* **Task directions**
Print out the entries below with no edits.

* **Excerpted data**
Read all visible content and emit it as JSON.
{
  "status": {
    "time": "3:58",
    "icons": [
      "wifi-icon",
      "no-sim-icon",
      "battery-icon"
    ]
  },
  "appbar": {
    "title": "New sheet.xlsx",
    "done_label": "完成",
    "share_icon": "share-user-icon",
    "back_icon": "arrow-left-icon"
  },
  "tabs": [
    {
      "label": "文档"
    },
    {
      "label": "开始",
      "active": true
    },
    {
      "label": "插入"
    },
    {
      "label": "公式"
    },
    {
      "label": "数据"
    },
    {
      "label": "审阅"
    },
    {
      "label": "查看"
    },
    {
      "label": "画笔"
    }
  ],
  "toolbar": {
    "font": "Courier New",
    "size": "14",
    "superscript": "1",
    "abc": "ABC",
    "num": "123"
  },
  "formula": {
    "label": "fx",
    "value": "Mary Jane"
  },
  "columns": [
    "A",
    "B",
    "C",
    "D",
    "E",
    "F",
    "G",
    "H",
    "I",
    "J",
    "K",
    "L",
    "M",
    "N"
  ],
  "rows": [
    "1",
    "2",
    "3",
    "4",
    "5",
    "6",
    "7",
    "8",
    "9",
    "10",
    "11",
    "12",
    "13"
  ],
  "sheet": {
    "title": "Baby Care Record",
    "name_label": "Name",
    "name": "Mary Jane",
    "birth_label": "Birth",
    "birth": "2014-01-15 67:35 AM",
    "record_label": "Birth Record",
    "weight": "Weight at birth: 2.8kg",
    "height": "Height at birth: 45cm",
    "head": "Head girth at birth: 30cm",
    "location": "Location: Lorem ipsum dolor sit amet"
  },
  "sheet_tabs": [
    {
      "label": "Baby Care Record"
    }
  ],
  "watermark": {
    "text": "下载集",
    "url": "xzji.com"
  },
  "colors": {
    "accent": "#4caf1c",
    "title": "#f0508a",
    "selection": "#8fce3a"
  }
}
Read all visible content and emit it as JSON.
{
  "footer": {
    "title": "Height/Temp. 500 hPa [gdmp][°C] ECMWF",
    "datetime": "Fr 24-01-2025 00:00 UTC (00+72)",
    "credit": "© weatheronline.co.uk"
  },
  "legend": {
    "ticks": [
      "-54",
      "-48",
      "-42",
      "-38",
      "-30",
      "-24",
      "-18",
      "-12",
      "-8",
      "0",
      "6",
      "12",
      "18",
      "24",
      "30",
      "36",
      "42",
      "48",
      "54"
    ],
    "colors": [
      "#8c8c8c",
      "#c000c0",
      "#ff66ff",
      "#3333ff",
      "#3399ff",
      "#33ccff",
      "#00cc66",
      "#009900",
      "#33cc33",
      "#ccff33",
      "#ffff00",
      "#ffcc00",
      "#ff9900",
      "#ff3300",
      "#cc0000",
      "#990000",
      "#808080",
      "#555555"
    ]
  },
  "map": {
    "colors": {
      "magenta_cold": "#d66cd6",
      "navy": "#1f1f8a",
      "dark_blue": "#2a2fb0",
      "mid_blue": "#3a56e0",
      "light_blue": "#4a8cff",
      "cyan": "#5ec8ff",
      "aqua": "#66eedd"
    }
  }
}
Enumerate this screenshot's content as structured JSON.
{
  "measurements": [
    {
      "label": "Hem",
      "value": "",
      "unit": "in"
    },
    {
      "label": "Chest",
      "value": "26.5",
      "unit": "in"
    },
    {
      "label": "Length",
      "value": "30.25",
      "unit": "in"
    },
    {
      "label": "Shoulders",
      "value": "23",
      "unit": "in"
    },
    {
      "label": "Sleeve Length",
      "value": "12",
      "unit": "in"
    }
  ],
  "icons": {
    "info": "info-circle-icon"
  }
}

* **Exercise answer**
Read all visible content and emit it as JSON.
{
  "status": {
    "time": "3:58",
    "icons": [
      "wifi-icon",
      "no-sim-icon",
      "battery-icon"
    ]
  },
  "appbar": {
    "title": "New sheet.xlsx",
    "done_label": "完成",
    "share_icon": "share-user-icon",
    "back_icon": "arrow-left-icon"
  },
  "tabs": [
    {
      "label": "文档"
    },
    {
      "label": "开始",
      "active": true
    },
    {
      "label": "插入"
    },
    {
      "label": "公式"
    },
    {
      "label": "数据"
    },
    {
      "label": "审阅"
    },
    {
      "label": "查看"
    },
    {
      "label": "画笔"
    }
  ],
  "toolbar": {
    "font": "Courier New",
    "size": "14",
    "superscript": "1",
    "abc": "ABC",
    "num": "123"
  },
  "formula": {
    "label": "fx",
    "value": "Mary Jane"
  },
  "columns": [
    "A",
    "B",
    "C",
    "D",
    "E",
    "F",
    "G",
    "H",
    "I",
    "J",
    "K",
    "L",
    "M",
    "N"
  ],
  "rows": [
    "1",
    "2",
    "3",
    "4",
    "5",
    "6",
    "7",
    "8",
    "9",
    "10",
    "11",
    "12",
    "13"
  ],
  "sheet": {
    "title": "Baby Care Record",
    "name_label": "Name",
    "name": "Mary Jane",
    "birth_label": "Birth",
    "birth": "2014-01-15 67:35 AM",
    "record_label": "Birth Record",
    "weight": "Weight at birth: 2.8kg",
    "height": "Height at birth: 45cm",
    "head": "Head girth at birth: 30cm",
    "location": "Location: Lorem ipsum dolor sit amet"
  },
  "sheet_tabs": [
    {
      "label": "Baby Care Record"
    }
  ],
  "watermark": {
    "text": "下载集",
    "url": "xzji.com"
  },
  "colors": {
    "accent": "#4caf1c",
    "title": "#f0508a",
    "selection": "#8fce3a"
  }
}
Read all visible content and emit it as JSON.
{
  "footer": {
    "title": "Height/Temp. 500 hPa [gdmp][°C] ECMWF",
    "datetime": "Fr 24-01-2025 00:00 UTC (00+72)",
    "credit": "© weatheronline.co.uk"
  },
  "legend": {
    "ticks": [
      "-54",
      "-48",
      "-42",
      "-38",
      "-30",
      "-24",
      "-18",
      "-12",
      "-8",
      "0",
      "6",
      "12",
      "18",
      "24",
      "30",
      "36",
      "42",
      "48",
      "54"
    ],
    "colors": [
      "#8c8c8c",
      "#c000c0",
      "#ff66ff",
      "#3333ff",
      "#3399ff",
      "#33ccff",
      "#00cc66",
      "#009900",
      "#33cc33",
      "#ccff33",
      "#ffff00",
      "#ffcc00",
      "#ff9900",
      "#ff3300",
      "#cc0000",
      "#990000",
      "#808080",
      "#555555"
    ]
  },
  "map": {
    "colors": {
      "magenta_cold": "#d66cd6",
      "navy": "#1f1f8a",
      "dark_blue": "#2a2fb0",
      "mid_blue": "#3a56e0",
      "light_blue": "#4a8cff",
      "cyan": "#5ec8ff",
      "aqua": "#66eedd"
    }
  }
}
Enumerate this screenshot's content as structured JSON.
{
  "measurements": [
    {
      "label": "Hem",
      "value": "",
      "unit": "in"
    },
    {
      "label": "Chest",
      "value": "26.5",
      "unit": "in"
    },
    {
      "label": "Length",
      "value": "30.25",
      "unit": "in"
    },
    {
      "label": "Shoulders",
      "value": "23",
      "unit": "in"
    },
    {
      "label": "Sleeve Length",
      "value": "12",
      "unit": "in"
    }
  ],
  "icons": {
    "info": "info-circle-icon"
  }
}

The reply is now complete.